- _SET PROBLEM 1_
What query parameters appear in the URL of the Lucene CHANGES.txt diff, and what value does each have?

----

Modified: lucene/java/trunk/contrib/CHANGES.txt
URL: http://svn.apache.org/viewvc/lucene/java/trunk/contrib/CHANGES.txt?rev=799455&r1=799454&r2=799455&view=diff
==============================================================================
--- lucene/java/trunk/contrib/CHANGES.txt (original)
+++ lucene/java/trunk/contrib/CHANGES.txt Thu Jul 30 22:00:47 2009
@@ -11,7 +11,12 @@
 
 API Changes
 
- (None)
+ 1. LUCENE-1695: Update the Highlighter to use the new TokenStream API. This issue breaks backwards
+    compatibility with some public classes. If you have implemented custom Fregmenters or Scorers, 
+    you will need to adjust them to work with the new TokenStream API. Rather than getting passed a 
+    Token at a time, you will be given a TokenStream to init your impl with - store the Attributes 
+    you are interested in locally and access them on each call to the method that used to pass a new 
+    Token. Look at the included updated impls for examples.  (Mark Miller)

----

- _SET PROBLEM 2_
Can you reproduce everything in the listing below, from the line containing "Enumerate the UI" down to the line containing "ksampler-node-1[interactable]: K采样器 模型Latent", with both of those lines included and the pictures left out?

- _EXTRACTED MATERIAL_
----

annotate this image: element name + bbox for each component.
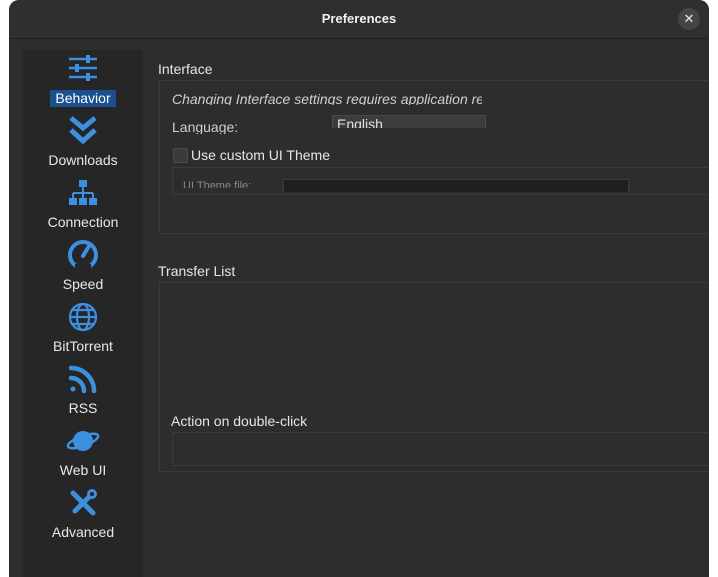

----

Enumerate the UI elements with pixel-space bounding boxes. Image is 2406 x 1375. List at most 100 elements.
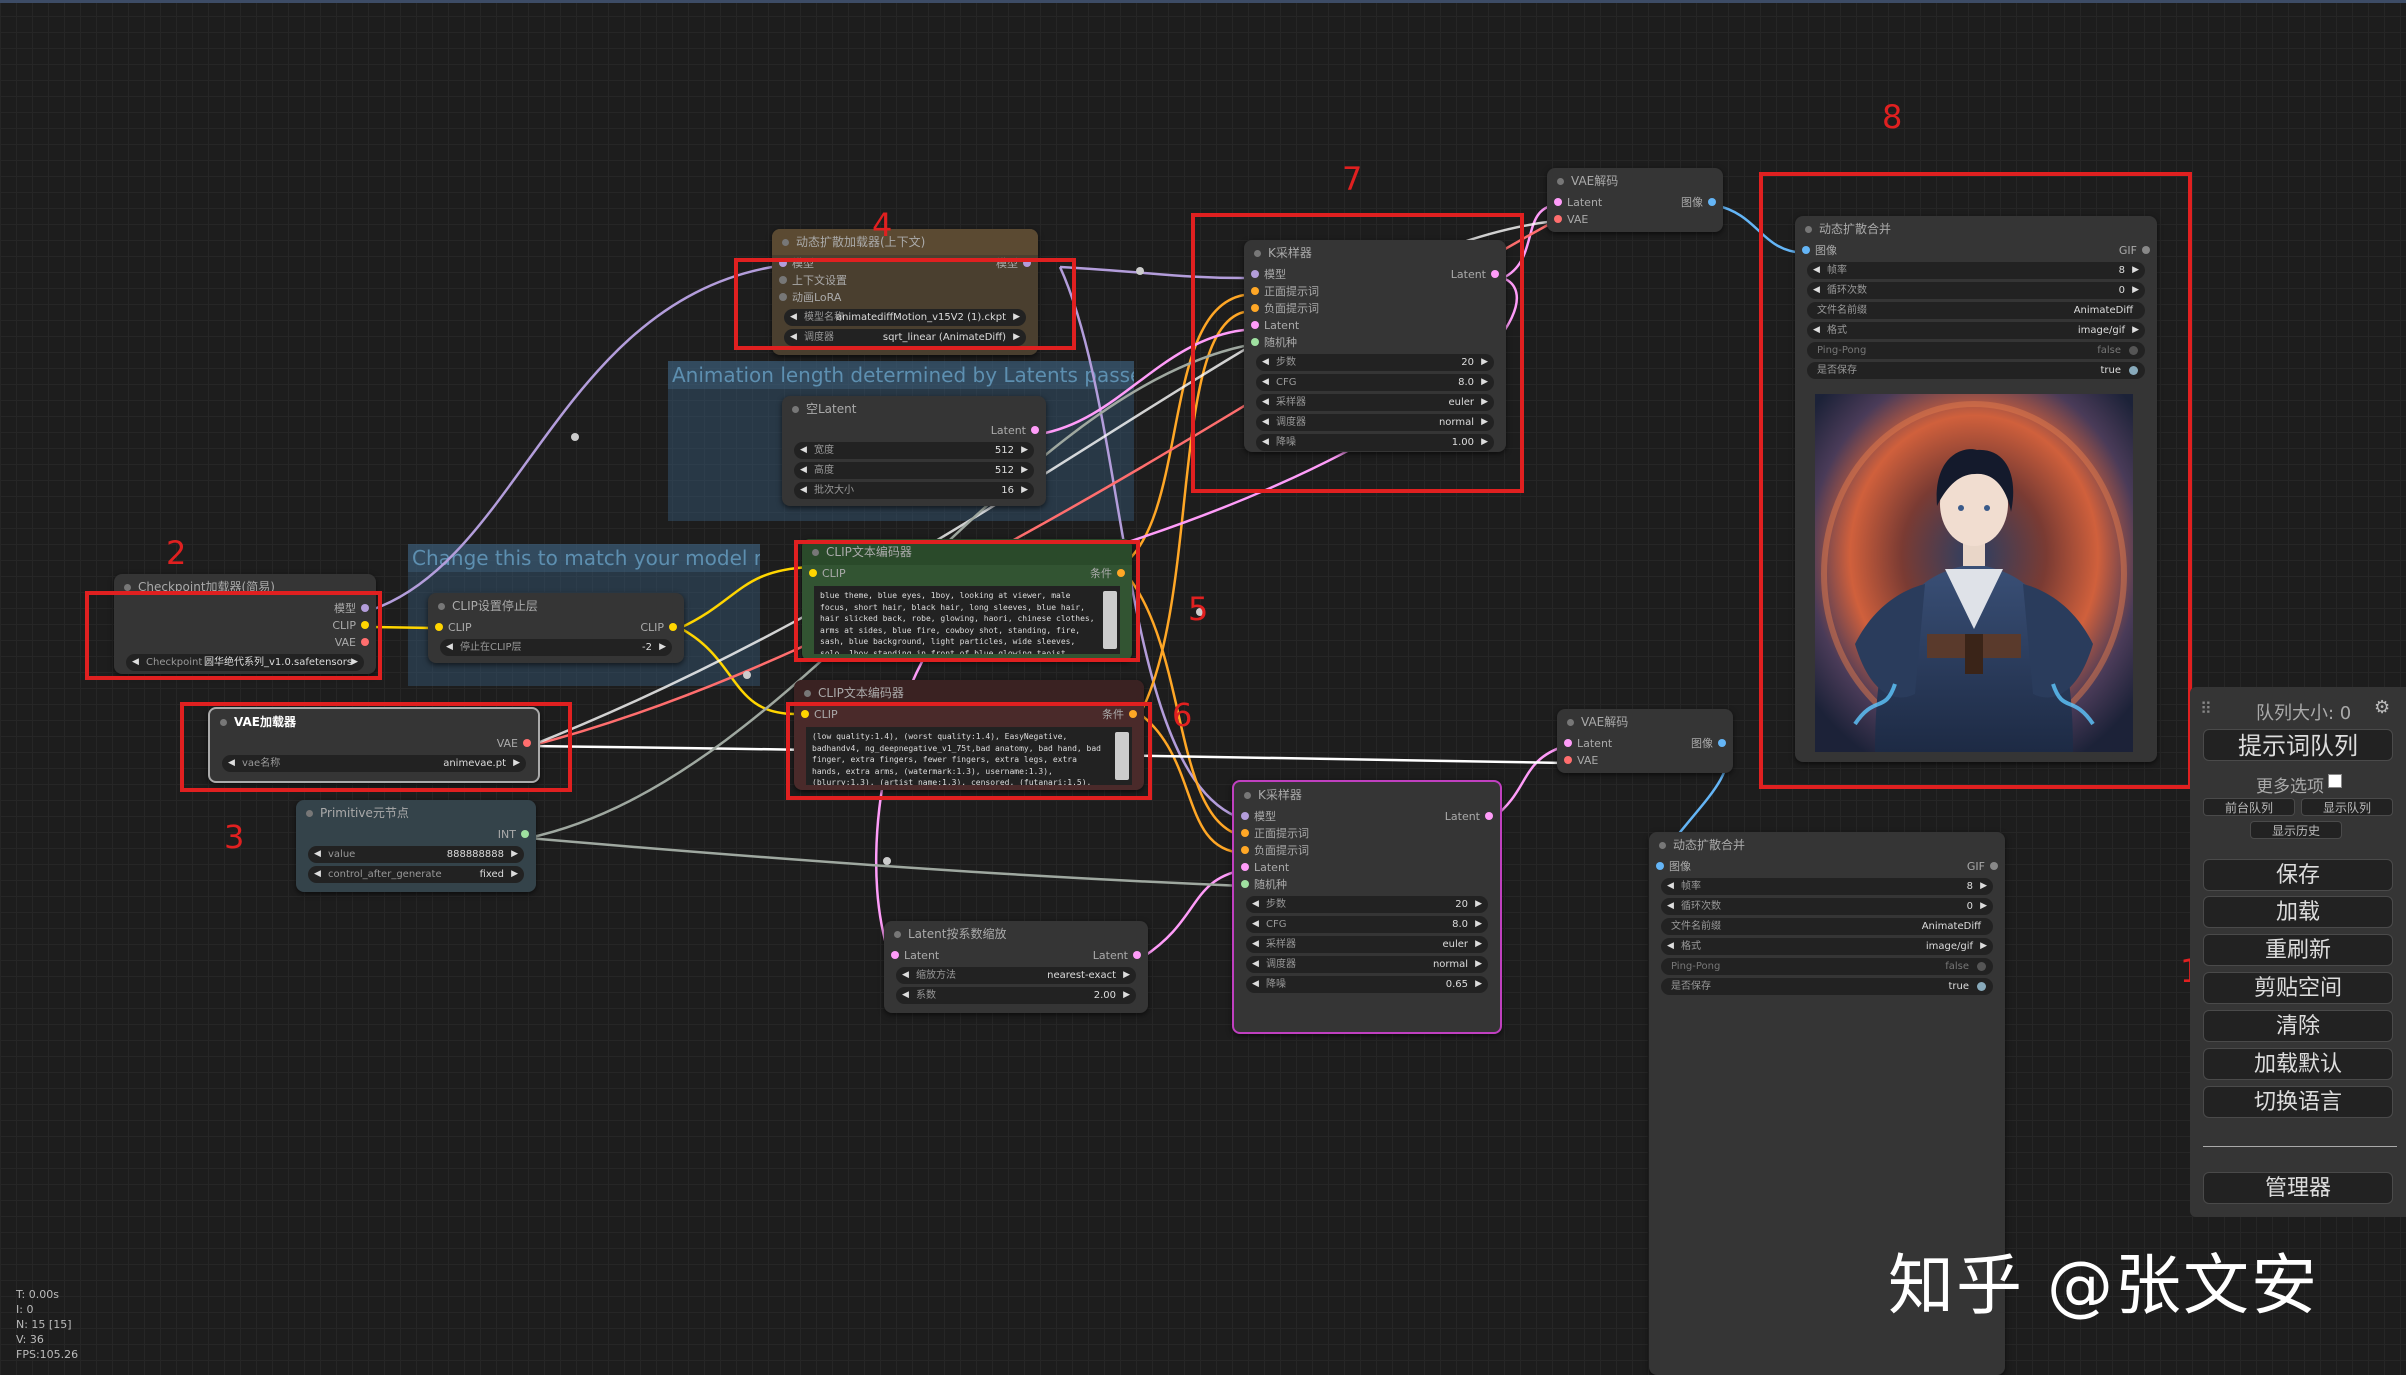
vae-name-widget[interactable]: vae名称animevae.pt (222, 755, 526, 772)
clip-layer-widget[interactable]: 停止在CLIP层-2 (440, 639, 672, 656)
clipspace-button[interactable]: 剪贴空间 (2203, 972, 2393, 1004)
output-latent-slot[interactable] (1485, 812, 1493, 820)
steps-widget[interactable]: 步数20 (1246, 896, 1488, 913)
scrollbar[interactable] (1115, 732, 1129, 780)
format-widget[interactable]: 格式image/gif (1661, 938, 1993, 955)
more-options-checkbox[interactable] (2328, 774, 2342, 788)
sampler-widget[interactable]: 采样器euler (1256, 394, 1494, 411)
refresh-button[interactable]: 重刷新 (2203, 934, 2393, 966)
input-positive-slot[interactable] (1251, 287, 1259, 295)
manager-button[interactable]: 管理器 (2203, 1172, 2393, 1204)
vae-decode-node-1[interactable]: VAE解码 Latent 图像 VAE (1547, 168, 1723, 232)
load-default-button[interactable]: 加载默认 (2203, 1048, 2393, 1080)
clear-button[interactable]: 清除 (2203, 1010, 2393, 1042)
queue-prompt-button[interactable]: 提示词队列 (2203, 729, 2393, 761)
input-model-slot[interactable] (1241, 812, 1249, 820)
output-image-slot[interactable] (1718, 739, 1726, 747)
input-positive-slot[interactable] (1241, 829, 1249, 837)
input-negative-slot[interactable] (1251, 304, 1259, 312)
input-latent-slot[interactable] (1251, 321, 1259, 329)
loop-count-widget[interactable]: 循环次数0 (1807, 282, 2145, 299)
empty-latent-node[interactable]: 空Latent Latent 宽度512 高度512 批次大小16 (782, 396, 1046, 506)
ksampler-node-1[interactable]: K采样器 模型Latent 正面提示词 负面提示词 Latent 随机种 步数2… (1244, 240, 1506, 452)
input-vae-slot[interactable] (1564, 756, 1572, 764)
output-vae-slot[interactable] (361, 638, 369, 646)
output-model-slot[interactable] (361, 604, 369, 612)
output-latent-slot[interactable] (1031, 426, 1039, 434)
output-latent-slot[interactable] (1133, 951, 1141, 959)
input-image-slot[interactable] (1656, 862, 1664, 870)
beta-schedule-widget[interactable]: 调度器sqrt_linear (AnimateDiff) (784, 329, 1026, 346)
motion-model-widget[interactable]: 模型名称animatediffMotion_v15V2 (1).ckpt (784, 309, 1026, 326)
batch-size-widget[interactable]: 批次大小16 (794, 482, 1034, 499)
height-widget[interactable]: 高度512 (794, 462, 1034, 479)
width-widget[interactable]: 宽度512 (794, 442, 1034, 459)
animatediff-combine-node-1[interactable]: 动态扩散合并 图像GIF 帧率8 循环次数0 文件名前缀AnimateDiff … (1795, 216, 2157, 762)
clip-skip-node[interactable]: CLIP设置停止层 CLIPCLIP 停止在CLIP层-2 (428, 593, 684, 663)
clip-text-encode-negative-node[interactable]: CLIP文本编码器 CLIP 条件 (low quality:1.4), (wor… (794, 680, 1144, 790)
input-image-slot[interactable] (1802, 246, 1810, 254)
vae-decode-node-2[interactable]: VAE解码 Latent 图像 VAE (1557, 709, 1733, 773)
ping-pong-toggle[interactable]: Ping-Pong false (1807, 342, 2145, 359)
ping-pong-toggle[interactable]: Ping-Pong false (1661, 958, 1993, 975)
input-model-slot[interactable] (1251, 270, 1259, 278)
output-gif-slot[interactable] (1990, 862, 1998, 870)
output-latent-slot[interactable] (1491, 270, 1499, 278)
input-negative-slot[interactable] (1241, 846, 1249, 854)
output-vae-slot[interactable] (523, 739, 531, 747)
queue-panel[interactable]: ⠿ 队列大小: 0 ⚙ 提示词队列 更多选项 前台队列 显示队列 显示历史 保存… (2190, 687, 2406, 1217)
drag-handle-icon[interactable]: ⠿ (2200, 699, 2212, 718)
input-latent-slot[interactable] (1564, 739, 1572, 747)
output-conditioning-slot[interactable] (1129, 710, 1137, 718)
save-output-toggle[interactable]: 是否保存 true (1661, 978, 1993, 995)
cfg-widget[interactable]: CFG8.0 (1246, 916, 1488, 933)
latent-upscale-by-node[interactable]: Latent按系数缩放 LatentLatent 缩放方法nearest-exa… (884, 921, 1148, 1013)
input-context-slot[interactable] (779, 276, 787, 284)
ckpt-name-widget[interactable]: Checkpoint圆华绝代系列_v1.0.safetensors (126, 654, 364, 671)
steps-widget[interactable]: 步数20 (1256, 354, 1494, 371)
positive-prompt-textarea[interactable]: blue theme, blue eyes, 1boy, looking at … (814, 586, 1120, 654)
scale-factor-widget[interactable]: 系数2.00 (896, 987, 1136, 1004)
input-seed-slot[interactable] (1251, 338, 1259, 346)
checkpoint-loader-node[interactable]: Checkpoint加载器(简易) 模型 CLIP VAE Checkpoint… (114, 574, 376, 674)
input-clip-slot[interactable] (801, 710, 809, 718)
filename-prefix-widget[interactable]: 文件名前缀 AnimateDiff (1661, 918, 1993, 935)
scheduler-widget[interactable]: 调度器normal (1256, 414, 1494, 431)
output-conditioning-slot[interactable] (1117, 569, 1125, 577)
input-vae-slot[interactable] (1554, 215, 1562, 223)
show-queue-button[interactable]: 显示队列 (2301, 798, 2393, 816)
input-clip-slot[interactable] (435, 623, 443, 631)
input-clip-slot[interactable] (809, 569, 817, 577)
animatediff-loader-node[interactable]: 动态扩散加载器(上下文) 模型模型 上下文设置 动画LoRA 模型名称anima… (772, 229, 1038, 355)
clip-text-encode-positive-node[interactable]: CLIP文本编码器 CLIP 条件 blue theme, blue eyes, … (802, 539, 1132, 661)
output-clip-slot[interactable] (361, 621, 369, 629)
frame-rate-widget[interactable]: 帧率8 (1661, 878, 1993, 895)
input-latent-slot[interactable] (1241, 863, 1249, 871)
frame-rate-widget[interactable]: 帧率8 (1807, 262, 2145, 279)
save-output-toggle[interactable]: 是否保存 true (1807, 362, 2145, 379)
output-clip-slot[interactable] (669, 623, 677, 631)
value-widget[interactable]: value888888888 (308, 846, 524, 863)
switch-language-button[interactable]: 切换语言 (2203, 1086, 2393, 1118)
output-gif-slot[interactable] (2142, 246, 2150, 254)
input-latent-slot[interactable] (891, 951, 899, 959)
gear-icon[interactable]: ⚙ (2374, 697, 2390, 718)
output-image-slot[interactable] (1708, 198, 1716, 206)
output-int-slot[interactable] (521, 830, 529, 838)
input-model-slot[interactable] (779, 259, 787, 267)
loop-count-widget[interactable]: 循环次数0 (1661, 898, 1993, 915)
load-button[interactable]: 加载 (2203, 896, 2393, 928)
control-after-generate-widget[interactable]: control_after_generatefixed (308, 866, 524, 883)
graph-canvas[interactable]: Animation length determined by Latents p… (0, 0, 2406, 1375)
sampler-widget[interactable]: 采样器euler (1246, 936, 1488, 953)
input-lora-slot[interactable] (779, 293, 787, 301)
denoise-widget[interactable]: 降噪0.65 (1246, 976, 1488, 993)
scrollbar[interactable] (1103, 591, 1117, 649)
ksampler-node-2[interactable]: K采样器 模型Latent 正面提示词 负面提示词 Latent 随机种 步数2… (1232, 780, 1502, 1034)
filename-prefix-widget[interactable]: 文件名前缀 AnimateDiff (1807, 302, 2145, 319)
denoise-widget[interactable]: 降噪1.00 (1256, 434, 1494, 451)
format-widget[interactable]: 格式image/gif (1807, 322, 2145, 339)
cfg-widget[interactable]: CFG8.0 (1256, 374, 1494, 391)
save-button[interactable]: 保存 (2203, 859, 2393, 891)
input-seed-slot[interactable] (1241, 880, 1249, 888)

----

- _TASK ANSWER 1_
rev=799455
r1=799454
r2=799455
view=diff

- _TASK ANSWER 2_
Enumerate the UI elements with pixel-space bounding boxes. Image is 2406 x 1375. List at most 100 elements.
vae-name-widget[interactable]: vae名称animevae.pt (222, 755, 526, 772)
clip-layer-widget[interactable]: 停止在CLIP层-2 (440, 639, 672, 656)
clipspace-button[interactable]: 剪贴空间 (2203, 972, 2393, 1004)
output-latent-slot[interactable] (1485, 812, 1493, 820)
steps-widget[interactable]: 步数20 (1246, 896, 1488, 913)
scrollbar[interactable] (1115, 732, 1129, 780)
format-widget[interactable]: 格式image/gif (1661, 938, 1993, 955)
more-options-checkbox[interactable] (2328, 774, 2342, 788)
sampler-widget[interactable]: 采样器euler (1256, 394, 1494, 411)
refresh-button[interactable]: 重刷新 (2203, 934, 2393, 966)
input-positive-slot[interactable] (1251, 287, 1259, 295)
manager-button[interactable]: 管理器 (2203, 1172, 2393, 1204)
vae-decode-node-1[interactable]: VAE解码 Latent 图像 VAE (1547, 168, 1723, 232)
load-default-button[interactable]: 加载默认 (2203, 1048, 2393, 1080)
clear-button[interactable]: 清除 (2203, 1010, 2393, 1042)
queue-prompt-button[interactable]: 提示词队列 (2203, 729, 2393, 761)
input-model-slot[interactable] (1241, 812, 1249, 820)
output-image-slot[interactable] (1718, 739, 1726, 747)
input-positive-slot[interactable] (1241, 829, 1249, 837)
input-negative-slot[interactable] (1251, 304, 1259, 312)
input-latent-slot[interactable] (1251, 321, 1259, 329)
loop-count-widget[interactable]: 循环次数0 (1807, 282, 2145, 299)
empty-latent-node[interactable]: 空Latent Latent 宽度512 高度512 批次大小16 (782, 396, 1046, 506)
ksampler-node-1[interactable]: K采样器 模型Latent 正面提示词 负面提示词 Latent 随机种 步数2… (1244, 240, 1506, 452)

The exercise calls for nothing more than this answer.